Exercise materials:
- - -
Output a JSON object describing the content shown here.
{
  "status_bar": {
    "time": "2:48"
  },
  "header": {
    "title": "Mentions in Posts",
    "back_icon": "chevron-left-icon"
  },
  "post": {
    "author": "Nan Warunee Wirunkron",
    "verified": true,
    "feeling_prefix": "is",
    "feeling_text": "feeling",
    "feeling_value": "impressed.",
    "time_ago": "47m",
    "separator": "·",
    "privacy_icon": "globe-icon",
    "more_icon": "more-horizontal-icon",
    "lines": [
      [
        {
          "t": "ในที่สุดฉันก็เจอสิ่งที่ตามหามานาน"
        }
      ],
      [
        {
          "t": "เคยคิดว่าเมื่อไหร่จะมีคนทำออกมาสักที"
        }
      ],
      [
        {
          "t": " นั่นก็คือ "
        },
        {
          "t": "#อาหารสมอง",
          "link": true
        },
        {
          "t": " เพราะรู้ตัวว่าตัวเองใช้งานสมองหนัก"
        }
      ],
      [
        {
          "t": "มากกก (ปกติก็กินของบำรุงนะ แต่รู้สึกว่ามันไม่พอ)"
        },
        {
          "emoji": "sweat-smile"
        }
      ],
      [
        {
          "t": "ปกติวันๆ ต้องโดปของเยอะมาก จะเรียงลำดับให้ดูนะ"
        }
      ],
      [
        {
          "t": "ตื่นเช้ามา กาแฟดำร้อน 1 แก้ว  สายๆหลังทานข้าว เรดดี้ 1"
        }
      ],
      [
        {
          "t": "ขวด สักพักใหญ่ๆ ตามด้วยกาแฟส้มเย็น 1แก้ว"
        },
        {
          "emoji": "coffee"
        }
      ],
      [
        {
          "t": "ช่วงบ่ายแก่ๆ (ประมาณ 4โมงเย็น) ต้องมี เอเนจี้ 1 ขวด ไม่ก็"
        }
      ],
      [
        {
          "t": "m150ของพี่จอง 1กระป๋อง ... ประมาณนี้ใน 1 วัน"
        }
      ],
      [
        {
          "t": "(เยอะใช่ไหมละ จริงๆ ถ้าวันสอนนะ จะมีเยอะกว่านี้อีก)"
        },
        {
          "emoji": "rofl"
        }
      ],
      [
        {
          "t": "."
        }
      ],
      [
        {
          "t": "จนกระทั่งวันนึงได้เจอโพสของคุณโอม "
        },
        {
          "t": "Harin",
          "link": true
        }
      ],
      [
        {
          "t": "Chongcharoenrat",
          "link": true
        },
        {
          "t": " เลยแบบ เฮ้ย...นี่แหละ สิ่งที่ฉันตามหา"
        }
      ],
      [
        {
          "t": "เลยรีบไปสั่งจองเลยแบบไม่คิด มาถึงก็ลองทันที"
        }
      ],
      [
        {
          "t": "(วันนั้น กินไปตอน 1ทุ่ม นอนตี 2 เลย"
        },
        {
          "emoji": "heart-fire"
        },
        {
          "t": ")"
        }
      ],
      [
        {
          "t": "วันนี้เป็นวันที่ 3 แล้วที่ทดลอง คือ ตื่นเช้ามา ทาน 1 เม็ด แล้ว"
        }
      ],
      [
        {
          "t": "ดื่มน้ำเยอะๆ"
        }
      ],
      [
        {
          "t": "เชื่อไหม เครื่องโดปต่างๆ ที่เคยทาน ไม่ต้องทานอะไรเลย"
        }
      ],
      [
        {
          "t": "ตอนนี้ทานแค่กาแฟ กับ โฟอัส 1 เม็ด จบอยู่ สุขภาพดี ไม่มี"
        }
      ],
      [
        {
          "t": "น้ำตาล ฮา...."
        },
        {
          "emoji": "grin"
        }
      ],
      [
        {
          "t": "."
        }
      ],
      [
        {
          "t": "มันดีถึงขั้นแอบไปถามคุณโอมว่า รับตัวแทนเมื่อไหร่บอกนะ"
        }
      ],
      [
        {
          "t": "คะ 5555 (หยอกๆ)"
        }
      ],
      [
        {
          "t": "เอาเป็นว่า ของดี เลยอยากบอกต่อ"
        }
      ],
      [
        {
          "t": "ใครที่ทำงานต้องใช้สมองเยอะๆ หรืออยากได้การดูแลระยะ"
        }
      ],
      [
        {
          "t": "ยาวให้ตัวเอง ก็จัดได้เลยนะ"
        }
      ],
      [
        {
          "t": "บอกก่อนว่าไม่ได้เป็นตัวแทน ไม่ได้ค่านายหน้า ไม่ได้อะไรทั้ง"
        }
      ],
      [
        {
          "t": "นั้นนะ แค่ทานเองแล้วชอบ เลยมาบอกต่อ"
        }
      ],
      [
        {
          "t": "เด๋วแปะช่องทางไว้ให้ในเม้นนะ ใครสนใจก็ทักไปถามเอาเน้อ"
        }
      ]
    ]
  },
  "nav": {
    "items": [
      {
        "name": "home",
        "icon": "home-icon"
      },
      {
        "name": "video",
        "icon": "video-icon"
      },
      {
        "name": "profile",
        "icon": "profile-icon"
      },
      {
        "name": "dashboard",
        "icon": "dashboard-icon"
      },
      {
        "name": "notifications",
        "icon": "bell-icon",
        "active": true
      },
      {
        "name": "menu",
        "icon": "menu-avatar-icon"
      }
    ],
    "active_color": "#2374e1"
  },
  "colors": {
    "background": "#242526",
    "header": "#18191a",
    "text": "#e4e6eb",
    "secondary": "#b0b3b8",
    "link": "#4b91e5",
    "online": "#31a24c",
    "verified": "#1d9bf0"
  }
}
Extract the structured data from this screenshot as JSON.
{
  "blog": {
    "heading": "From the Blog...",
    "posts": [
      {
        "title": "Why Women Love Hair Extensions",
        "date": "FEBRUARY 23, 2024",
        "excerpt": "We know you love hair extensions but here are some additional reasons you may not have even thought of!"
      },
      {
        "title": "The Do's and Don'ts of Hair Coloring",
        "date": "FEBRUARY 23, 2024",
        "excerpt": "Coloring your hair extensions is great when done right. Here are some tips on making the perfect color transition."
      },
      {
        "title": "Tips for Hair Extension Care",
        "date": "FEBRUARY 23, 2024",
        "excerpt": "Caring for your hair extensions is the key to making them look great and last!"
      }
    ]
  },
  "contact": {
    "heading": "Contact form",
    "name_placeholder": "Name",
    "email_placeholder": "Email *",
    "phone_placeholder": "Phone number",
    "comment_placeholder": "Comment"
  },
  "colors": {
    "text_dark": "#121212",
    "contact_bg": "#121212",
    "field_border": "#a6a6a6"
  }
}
- - -
Instructions to follow:
All of the data needs to be reproduced exactly, with no line missing.

Output for this task:
Output a JSON object describing the content shown here.
{
  "status_bar": {
    "time": "2:48"
  },
  "header": {
    "title": "Mentions in Posts",
    "back_icon": "chevron-left-icon"
  },
  "post": {
    "author": "Nan Warunee Wirunkron",
    "verified": true,
    "feeling_prefix": "is",
    "feeling_text": "feeling",
    "feeling_value": "impressed.",
    "time_ago": "47m",
    "separator": "·",
    "privacy_icon": "globe-icon",
    "more_icon": "more-horizontal-icon",
    "lines": [
      [
        {
          "t": "ในที่สุดฉันก็เจอสิ่งที่ตามหามานาน"
        }
      ],
      [
        {
          "t": "เคยคิดว่าเมื่อไหร่จะมีคนทำออกมาสักที"
        }
      ],
      [
        {
          "t": " นั่นก็คือ "
        },
        {
          "t": "#อาหารสมอง",
          "link": true
        },
        {
          "t": " เพราะรู้ตัวว่าตัวเองใช้งานสมองหนัก"
        }
      ],
      [
        {
          "t": "มากกก (ปกติก็กินของบำรุงนะ แต่รู้สึกว่ามันไม่พอ)"
        },
        {
          "emoji": "sweat-smile"
        }
      ],
      [
        {
          "t": "ปกติวันๆ ต้องโดปของเยอะมาก จะเรียงลำดับให้ดูนะ"
        }
      ],
      [
        {
          "t": "ตื่นเช้ามา กาแฟดำร้อน 1 แก้ว  สายๆหลังทานข้าว เรดดี้ 1"
        }
      ],
      [
        {
          "t": "ขวด สักพักใหญ่ๆ ตามด้วยกาแฟส้มเย็น 1แก้ว"
        },
        {
          "emoji": "coffee"
        }
      ],
      [
        {
          "t": "ช่วงบ่ายแก่ๆ (ประมาณ 4โมงเย็น) ต้องมี เอเนจี้ 1 ขวด ไม่ก็"
        }
      ],
      [
        {
          "t": "m150ของพี่จอง 1กระป๋อง ... ประมาณนี้ใน 1 วัน"
        }
      ],
      [
        {
          "t": "(เยอะใช่ไหมละ จริงๆ ถ้าวันสอนนะ จะมีเยอะกว่านี้อีก)"
        },
        {
          "emoji": "rofl"
        }
      ],
      [
        {
          "t": "."
        }
      ],
      [
        {
          "t": "จนกระทั่งวันนึงได้เจอโพสของคุณโอม "
        },
        {
          "t": "Harin",
          "link": true
        }
      ],
      [
        {
          "t": "Chongcharoenrat",
          "link": true
        },
        {
          "t": " เลยแบบ เฮ้ย...นี่แหละ สิ่งที่ฉันตามหา"
        }
      ],
      [
        {
          "t": "เลยรีบไปสั่งจองเลยแบบไม่คิด มาถึงก็ลองทันที"
        }
      ],
      [
        {
          "t": "(วันนั้น กินไปตอน 1ทุ่ม นอนตี 2 เลย"
        },
        {
          "emoji": "heart-fire"
        },
        {
          "t": ")"
        }
      ],
      [
        {
          "t": "วันนี้เป็นวันที่ 3 แล้วที่ทดลอง คือ ตื่นเช้ามา ทาน 1 เม็ด แล้ว"
        }
      ],
      [
        {
          "t": "ดื่มน้ำเยอะๆ"
        }
      ],
      [
        {
          "t": "เชื่อไหม เครื่องโดปต่างๆ ที่เคยทาน ไม่ต้องทานอะไรเลย"
        }
      ],
      [
        {
          "t": "ตอนนี้ทานแค่กาแฟ กับ โฟอัส 1 เม็ด จบอยู่ สุขภาพดี ไม่มี"
        }
      ],
      [
        {
          "t": "น้ำตาล ฮา...."
        },
        {
          "emoji": "grin"
        }
      ],
      [
        {
          "t": "."
        }
      ],
      [
        {
          "t": "มันดีถึงขั้นแอบไปถามคุณโอมว่า รับตัวแทนเมื่อไหร่บอกนะ"
        }
      ],
      [
        {
          "t": "คะ 5555 (หยอกๆ)"
        }
      ],
      [
        {
          "t": "เอาเป็นว่า ของดี เลยอยากบอกต่อ"
        }
      ],
      [
        {
          "t": "ใครที่ทำงานต้องใช้สมองเยอะๆ หรืออยากได้การดูแลระยะ"
        }
      ],
      [
        {
          "t": "ยาวให้ตัวเอง ก็จัดได้เลยนะ"
        }
      ],
      [
        {
          "t": "บอกก่อนว่าไม่ได้เป็นตัวแทน ไม่ได้ค่านายหน้า ไม่ได้อะไรทั้ง"
        }
      ],
      [
        {
          "t": "นั้นนะ แค่ทานเองแล้วชอบ เลยมาบอกต่อ"
        }
      ],
      [
        {
          "t": "เด๋วแปะช่องทางไว้ให้ในเม้นนะ ใครสนใจก็ทักไปถามเอาเน้อ"
        }
      ]
    ]
  },
  "nav": {
    "items": [
      {
        "name": "home",
        "icon": "home-icon"
      },
      {
        "name": "video",
        "icon": "video-icon"
      },
      {
        "name": "profile",
        "icon": "profile-icon"
      },
      {
        "name": "dashboard",
        "icon": "dashboard-icon"
      },
      {
        "name": "notifications",
        "icon": "bell-icon",
        "active": true
      },
      {
        "name": "menu",
        "icon": "menu-avatar-icon"
      }
    ],
    "active_color": "#2374e1"
  },
  "colors": {
    "background": "#242526",
    "header": "#18191a",
    "text": "#e4e6eb",
    "secondary": "#b0b3b8",
    "link": "#4b91e5",
    "online": "#31a24c",
    "verified": "#1d9bf0"
  }
}
Extract the structured data from this screenshot as JSON.
{
  "blog": {
    "heading": "From the Blog...",
    "posts": [
      {
        "title": "Why Women Love Hair Extensions",
        "date": "FEBRUARY 23, 2024",
        "excerpt": "We know you love hair extensions but here are some additional reasons you may not have even thought of!"
      },
      {
        "title": "The Do's and Don'ts of Hair Coloring",
        "date": "FEBRUARY 23, 2024",
        "excerpt": "Coloring your hair extensions is great when done right. Here are some tips on making the perfect color transition."
      },
      {
        "title": "Tips for Hair Extension Care",
        "date": "FEBRUARY 23, 2024",
        "excerpt": "Caring for your hair extensions is the key to making them look great and last!"
      }
    ]
  },
  "contact": {
    "heading": "Contact form",
    "name_placeholder": "Name",
    "email_placeholder": "Email *",
    "phone_placeholder": "Phone number",
    "comment_placeholder": "Comment"
  },
  "colors": {
    "text_dark": "#121212",
    "contact_bg": "#121212",
    "field_border": "#a6a6a6"
  }
}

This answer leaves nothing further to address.